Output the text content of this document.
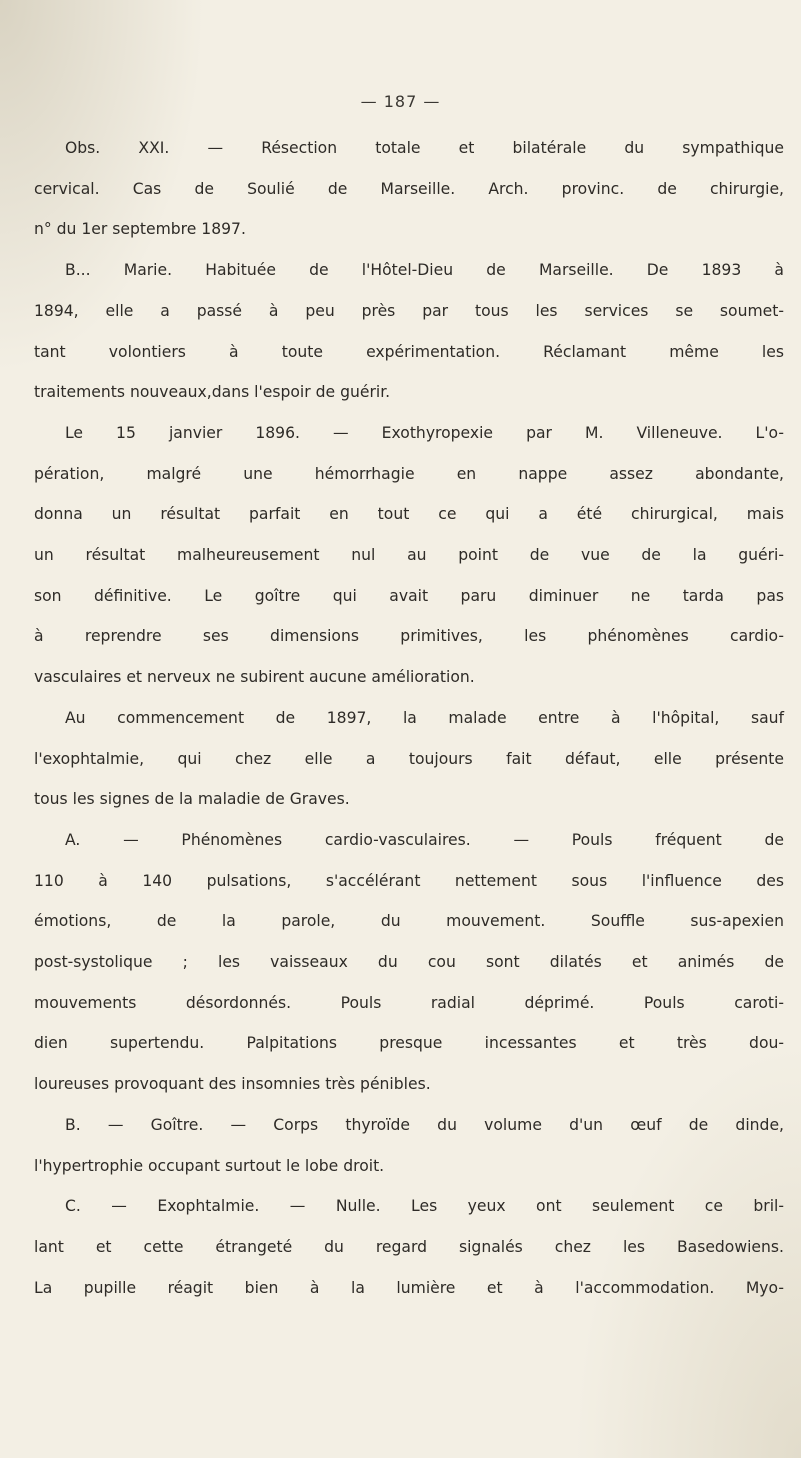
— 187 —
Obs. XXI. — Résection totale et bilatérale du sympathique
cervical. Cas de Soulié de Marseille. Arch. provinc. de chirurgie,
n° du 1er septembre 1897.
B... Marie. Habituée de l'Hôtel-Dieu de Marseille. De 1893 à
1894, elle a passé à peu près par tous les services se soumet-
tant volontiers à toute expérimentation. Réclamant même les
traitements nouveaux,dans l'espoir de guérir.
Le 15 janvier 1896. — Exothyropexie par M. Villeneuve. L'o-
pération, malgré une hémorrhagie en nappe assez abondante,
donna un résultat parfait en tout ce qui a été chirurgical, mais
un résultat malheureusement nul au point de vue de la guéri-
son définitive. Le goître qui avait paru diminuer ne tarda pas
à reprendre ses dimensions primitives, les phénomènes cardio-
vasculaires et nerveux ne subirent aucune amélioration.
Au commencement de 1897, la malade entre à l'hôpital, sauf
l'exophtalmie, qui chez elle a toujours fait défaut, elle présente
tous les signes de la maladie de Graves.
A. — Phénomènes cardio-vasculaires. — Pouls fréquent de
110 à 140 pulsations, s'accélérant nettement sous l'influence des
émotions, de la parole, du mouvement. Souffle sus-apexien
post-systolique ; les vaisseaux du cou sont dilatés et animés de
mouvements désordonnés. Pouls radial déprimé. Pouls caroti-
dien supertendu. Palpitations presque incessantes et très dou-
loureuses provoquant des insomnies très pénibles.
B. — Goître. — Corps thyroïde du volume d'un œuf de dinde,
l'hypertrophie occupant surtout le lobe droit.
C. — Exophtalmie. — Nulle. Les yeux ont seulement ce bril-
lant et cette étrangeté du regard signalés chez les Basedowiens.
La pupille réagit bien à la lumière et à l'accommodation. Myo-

**Aim:** Read the entries and select each line where the word "Pouls" is found.

**Worked solution:**
A. — Phénomènes cardio-vasculaires. — Pouls fréquent de
mouvements désordonnés. Pouls radial déprimé. Pouls caroti-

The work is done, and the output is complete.